Could you write out the records below exactly as they appear, leaving out any pictures?

-- START Material to process --

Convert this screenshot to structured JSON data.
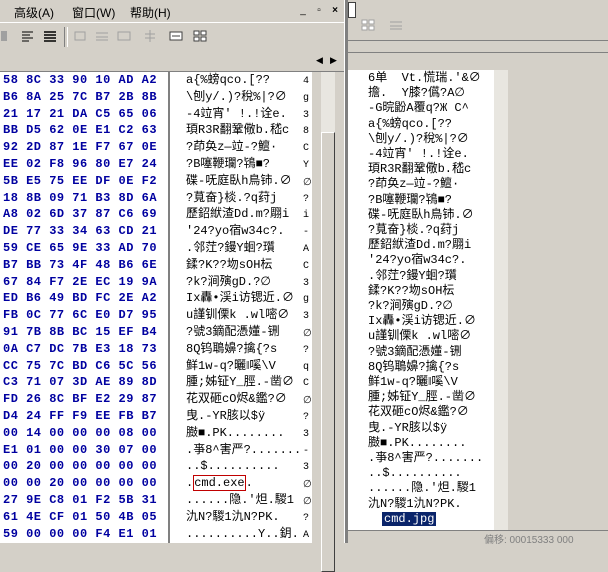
{
  "menubar": {
    "items": [
      {
        "label": "高级(A)"
      },
      {
        "label": "窗口(W)"
      },
      {
        "label": "帮助(H)"
      }
    ],
    "win_controls": {
      "minimize": "_",
      "restore": "▫",
      "close": "×"
    }
  },
  "hex_header": {
    "left_arrow": "◀",
    "right_arrow": "▶"
  },
  "hex_rows": [
    "58 8C 33 90 10 AD A2",
    "B6 8A 25 7C B7 2B 8B",
    "21 17 21 DA C5 65 06",
    "BB D5 62 0E E1 C2 63",
    "92 2D 87 1E F7 67 0E",
    "EE 02 F8 96 80 E7 24",
    "5B E5 75 EE DF 0E F2",
    "18 8B 09 71 B3 8D 6A",
    "A8 02 6D 37 87 C6 69",
    "DE 77 33 34 63 CD 21",
    "59 CE 65 9E 33 AD 70",
    "B7 BB 73 4F 48 B6 6E",
    "67 84 F7 2E EC 19 9A",
    "ED B6 49 BD FC 2E A2",
    "FB 0C 77 6C E0 D7 95",
    "91 7B 8B BC 15 EF B4",
    "0A C7 DC 7B E3 18 73",
    "CC 75 7C BD C6 5C 56",
    "C3 71 07 3D AE 89 8D",
    "FD 26 8C BF E2 29 87",
    "D4 24 FF F9 EE FB B7",
    "00 14 00 00 00 08 00",
    "E1 01 00 00 30 07 00",
    "00 20 00 00 00 00 00",
    "00 00 20 00 00 00 00",
    "27 9E C8 01 F2 5B 31",
    "61 4E CF 01 50 4B 05",
    "59 00 00 00 F4 E1 01"
  ],
  "ascii_rows": [
    "a{%螃qco.[??",
    "\\刨y/.)?稅%|?∅",
    "-4竝宵' !.!诠e.",
    "頊R3R翻鞏儆b.嵇c",
    "?茚奂z—竝-?鱣·",
    "?B噻鞭瓓?鴇■?",
    "碟-呒庭臥h鳥铈.∅",
    "?萈奋}棪.?q荮j",
    "歷鉊絥渣Dd.m?翢i",
    "'24?yo宿w34c?.",
    ".邻茳?鏝Y蛔?瓆",
    "鍒?K??圽sOH枟",
    "?k?涧殥gD.?∅",
    "Ix轟•渓i访锶近.∅",
    "u謹钏傈k .wl嘧∅",
    "?號3鏑配憑嬞-铏",
    "8Q钨鵈嬶?擒{?s",
    "鲜1w-q?曬‖嗘\\V",
    "腫;姊钲Y_脛.-凿∅",
    "花双砸cO烬&鑑?∅",
    "曳.-YR胲以$ÿ",
    "臌■.PK........",
    ".亊8^害严?.......",
    "..$..........",
    ".cmd.exe.",
    "......隐.'炟.騣1",
    "氿N?騣1氿N?PK.",
    "..........Y..鈅."
  ],
  "ascii_highlight": "cmd.exe",
  "ascii_side_chars": [
    "4",
    "g",
    "3",
    "8",
    "C",
    "Y",
    "∅",
    "?",
    "i",
    "-",
    "A",
    "C",
    "3",
    "g",
    "3",
    "∅",
    "?",
    "q",
    "C",
    "∅",
    "?",
    "3",
    "-",
    "3",
    "∅",
    "∅",
    "?",
    "A"
  ],
  "right_rows": [
    "6单  Vt.慌瑞.'&∅",
    "擔.  Y膝?儰?A∅",
    "-G晥鼢A覆q?Ж C^",
    "a{%螃qco.[??",
    "\\刨y/.)?稅%|?∅",
    "-4竝宵' !.!诠e.",
    "頊R3R翻鞏儆b.嵇c",
    "?茚奂z—竝-?鱣·",
    "?B噻鞭瓓?鴇■?",
    "碟-呒庭臥h鳥铈.∅",
    "?萈奋}棪.?q荮j",
    "歷鉊絥渣Dd.m?翢i",
    "'24?yo宿w34c?.",
    ".邻茳?鏝Y蛔?瓆",
    "鍒?K??圽sOH枟",
    "?k?涧殥gD.?∅",
    "Ix轟•渓i访锶近.∅",
    "u謹钏傈k .wl嘧∅",
    "?號3鏑配憑嬞-铏",
    "8Q钨鵈嬶?擒{?s",
    "鲜1w-q?曬‖嗘\\V",
    "腫;姊钲Y_脛.-凿∅",
    "花双砸cO烬&鑑?∅",
    "曳.-YR胲以$ÿ",
    "臌■.PK........",
    ".亊8^害严?.......",
    "..$..........",
    "......隐.'炟.騣1",
    "氿N?騣1氿N?PK."
  ],
  "right_highlight": "cmd.jpg",
  "status": "偏移: 00015333  000"
}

-- END Material to process --

Result of this exercise:
Convert this screenshot to structured JSON data.
{
  "menubar": {
    "items": [
      {
        "label": "高级(A)"
      },
      {
        "label": "窗口(W)"
      },
      {
        "label": "帮助(H)"
      }
    ],
    "win_controls": {
      "minimize": "_",
      "restore": "▫",
      "close": "×"
    }
  },
  "hex_header": {
    "left_arrow": "◀",
    "right_arrow": "▶"
  },
  "hex_rows": [
    "58 8C 33 90 10 AD A2",
    "B6 8A 25 7C B7 2B 8B",
    "21 17 21 DA C5 65 06",
    "BB D5 62 0E E1 C2 63",
    "92 2D 87 1E F7 67 0E",
    "EE 02 F8 96 80 E7 24",
    "5B E5 75 EE DF 0E F2",
    "18 8B 09 71 B3 8D 6A",
    "A8 02 6D 37 87 C6 69",
    "DE 77 33 34 63 CD 21",
    "59 CE 65 9E 33 AD 70",
    "B7 BB 73 4F 48 B6 6E",
    "67 84 F7 2E EC 19 9A",
    "ED B6 49 BD FC 2E A2",
    "FB 0C 77 6C E0 D7 95",
    "91 7B 8B BC 15 EF B4",
    "0A C7 DC 7B E3 18 73",
    "CC 75 7C BD C6 5C 56",
    "C3 71 07 3D AE 89 8D",
    "FD 26 8C BF E2 29 87",
    "D4 24 FF F9 EE FB B7",
    "00 14 00 00 00 08 00",
    "E1 01 00 00 30 07 00",
    "00 20 00 00 00 00 00",
    "00 00 20 00 00 00 00",
    "27 9E C8 01 F2 5B 31",
    "61 4E CF 01 50 4B 05",
    "59 00 00 00 F4 E1 01"
  ],
  "ascii_rows": [
    "a{%螃qco.[??",
    "\\刨y/.)?稅%|?∅",
    "-4竝宵' !.!诠e.",
    "頊R3R翻鞏儆b.嵇c",
    "?茚奂z—竝-?鱣·",
    "?B噻鞭瓓?鴇■?",
    "碟-呒庭臥h鳥铈.∅",
    "?萈奋}棪.?q荮j",
    "歷鉊絥渣Dd.m?翢i",
    "'24?yo宿w34c?.",
    ".邻茳?鏝Y蛔?瓆",
    "鍒?K??圽sOH枟",
    "?k?涧殥gD.?∅",
    "Ix轟•渓i访锶近.∅",
    "u謹钏傈k .wl嘧∅",
    "?號3鏑配憑嬞-铏",
    "8Q钨鵈嬶?擒{?s",
    "鲜1w-q?曬‖嗘\\V",
    "腫;姊钲Y_脛.-凿∅",
    "花双砸cO烬&鑑?∅",
    "曳.-YR胲以$ÿ",
    "臌■.PK........",
    ".亊8^害严?.......",
    "..$..........",
    ".cmd.exe.",
    "......隐.'炟.騣1",
    "氿N?騣1氿N?PK.",
    "..........Y..鈅."
  ],
  "ascii_highlight": "cmd.exe",
  "ascii_side_chars": [
    "4",
    "g",
    "3",
    "8",
    "C",
    "Y",
    "∅",
    "?",
    "i",
    "-",
    "A",
    "C",
    "3",
    "g",
    "3",
    "∅",
    "?",
    "q",
    "C",
    "∅",
    "?",
    "3",
    "-",
    "3",
    "∅",
    "∅",
    "?",
    "A"
  ],
  "right_rows": [
    "6单  Vt.慌瑞.'&∅",
    "擔.  Y膝?儰?A∅",
    "-G晥鼢A覆q?Ж C^",
    "a{%螃qco.[??",
    "\\刨y/.)?稅%|?∅",
    "-4竝宵' !.!诠e.",
    "頊R3R翻鞏儆b.嵇c",
    "?茚奂z—竝-?鱣·",
    "?B噻鞭瓓?鴇■?",
    "碟-呒庭臥h鳥铈.∅",
    "?萈奋}棪.?q荮j",
    "歷鉊絥渣Dd.m?翢i",
    "'24?yo宿w34c?.",
    ".邻茳?鏝Y蛔?瓆",
    "鍒?K??圽sOH枟",
    "?k?涧殥gD.?∅",
    "Ix轟•渓i访锶近.∅",
    "u謹钏傈k .wl嘧∅",
    "?號3鏑配憑嬞-铏",
    "8Q钨鵈嬶?擒{?s",
    "鲜1w-q?曬‖嗘\\V",
    "腫;姊钲Y_脛.-凿∅",
    "花双砸cO烬&鑑?∅",
    "曳.-YR胲以$ÿ",
    "臌■.PK........",
    ".亊8^害严?.......",
    "..$..........",
    "......隐.'炟.騣1",
    "氿N?騣1氿N?PK."
  ],
  "right_highlight": "cmd.jpg",
  "status": "偏移: 00015333  000"
}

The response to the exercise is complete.